#### [AIM OF THE EXERCISE]
Leave out the pictures and copy every record exactly.

-------- INPUT ROWS

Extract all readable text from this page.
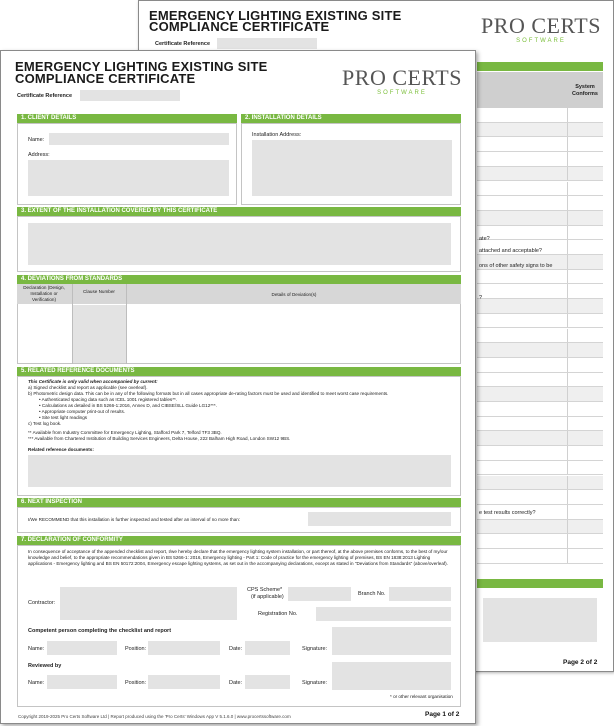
EMERGENCY LIGHTING EXISTING SITE
COMPLIANCE CERTIFICATE	PRO CERTS
SOFTWARE
Certificate Reference
System
Conforms
ate?
attached and acceptable?
ons of other safety signs to be
?
e test results correctly?
Page 2 of 2
EMERGENCY LIGHTING EXISTING SITE
COMPLIANCE CERTIFICATE	PRO CERTS
SOFTWARE
Certificate Reference
1. CLIENT DETAILS
Name:
Address:
2. INSTALLATION DETAILS
Installation Address:
3. EXTENT OF THE INSTALLATION COVERED BY THIS CERTIFICATE
4. DEVIATIONS FROM STANDARDS
Declaration (Design, Installation or Verification)
Clause Number
Details of Deviation(s)
5. RELATED REFERENCE DOCUMENTS
This Certificate is only valid when accompanied by current:
a) Signed checklist and report as applicable (see overleaf).
b) Photometric design data. This can be in any of the following formats but in all cases appropriate de-rating factors must be used and identified to meet worst case requirements.
• Authenticated spacing data such as ICEL 1001 registered tables**.
• Calculations as detailed in BS 5266-1:2016, Annex D, and CIBSE/SLL Guide LG12***.
• Appropriate computer print-out of results.
• Site test light readings
c) Test log book.
** Available from Industry Committee for Emergency Lighting, Stafford Park 7, Telford TF3 3BQ.
*** Available from Chartered Institution of Building Services Engineers, Delta House, 222 Balham High Road, London SW12 9BS.
Related reference documents:
6. NEXT INSPECTION
I/We RECOMMEND that this installation is further inspected and tested after an interval of no more than:
7. DECLARATION OF CONFORMITY
In consequence of acceptance of the appended checklist and report, I/we hereby declare that the emergency lighting system installation, or part thereof, at the above premises conforms, to the best of my/our knowledge and belief, to the appropriate recommendations given in BS 5266-1: 2016, Emergency lighting - Part 1: Code of practice for the emergency lighting of premises, BS EN 1838:2013 Lighting applications - Emergency lighting and BS EN 50172:2004, Emergency escape lighting systems, as set out in the accompanying declarations, except as stated in "Deviations from Standards" (above/overleaf).
Contractor:
CPS Scheme*
(if applicable)	Branch No.
Registration No.
Competent person completing the checklist and report
Name:	Position:	Date:	Signature:
Reviewed by
Name:	Position:	Date:	Signature:
* or other relevant organisation
Copyright 2019-2025 Pro Certs Software Ltd | Report produced using the 'Pro Certs' Windows App V 5.1.6.0 | www.procertssoftware.com	Page 1 of 2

----------------

#### [SOLUTION]
Extract all readable text from this page.
EMERGENCY LIGHTING EXISTING SITE
COMPLIANCE CERTIFICATE	PRO CERTS
SOFTWARE
Certificate Reference
System
Conforms
ate?
attached and acceptable?
ons of other safety signs to be
?
e test results correctly?
Page 2 of 2
EMERGENCY LIGHTING EXISTING SITE
COMPLIANCE CERTIFICATE	PRO CERTS
SOFTWARE
Certificate Reference
1. CLIENT DETAILS
Name:
Address:
2. INSTALLATION DETAILS
Installation Address:
3. EXTENT OF THE INSTALLATION COVERED BY THIS CERTIFICATE
4. DEVIATIONS FROM STANDARDS
Declaration (Design, Installation or Verification)
Clause Number
Details of Deviation(s)
5. RELATED REFERENCE DOCUMENTS
This Certificate is only valid when accompanied by current:
a) Signed checklist and report as applicable (see overleaf).
b) Photometric design data. This can be in any of the following formats but in all cases appropriate de-rating factors must be used and identified to meet worst case requirements.
• Authenticated spacing data such as ICEL 1001 registered tables**.
• Calculations as detailed in BS 5266-1:2016, Annex D, and CIBSE/SLL Guide LG12***.
• Appropriate computer print-out of results.
• Site test light readings
c) Test log book.
** Available from Industry Committee for Emergency Lighting, Stafford Park 7, Telford TF3 3BQ.
*** Available from Chartered Institution of Building Services Engineers, Delta House, 222 Balham High Road, London SW12 9BS.
Related reference documents:
6. NEXT INSPECTION
I/We RECOMMEND that this installation is further inspected and tested after an interval of no more than:
7. DECLARATION OF CONFORMITY
In consequence of acceptance of the appended checklist and report, I/we hereby declare that the emergency lighting system installation, or part thereof, at the above premises conforms, to the best of my/our knowledge and belief, to the appropriate recommendations given in BS 5266-1: 2016, Emergency lighting - Part 1: Code of practice for the emergency lighting of premises, BS EN 1838:2013 Lighting applications - Emergency lighting and BS EN 50172:2004, Emergency escape lighting systems, as set out in the accompanying declarations, except as stated in "Deviations from Standards" (above/overleaf).
Contractor:
CPS Scheme*
(if applicable)	Branch No.
Registration No.
Competent person completing the checklist and report
Name:	Position:	Date:	Signature:
Reviewed by
Name:	Position:	Date:	Signature:
* or other relevant organisation
Copyright 2019-2025 Pro Certs Software Ltd | Report produced using the 'Pro Certs' Windows App V 5.1.6.0 | www.procertssoftware.com	Page 1 of 2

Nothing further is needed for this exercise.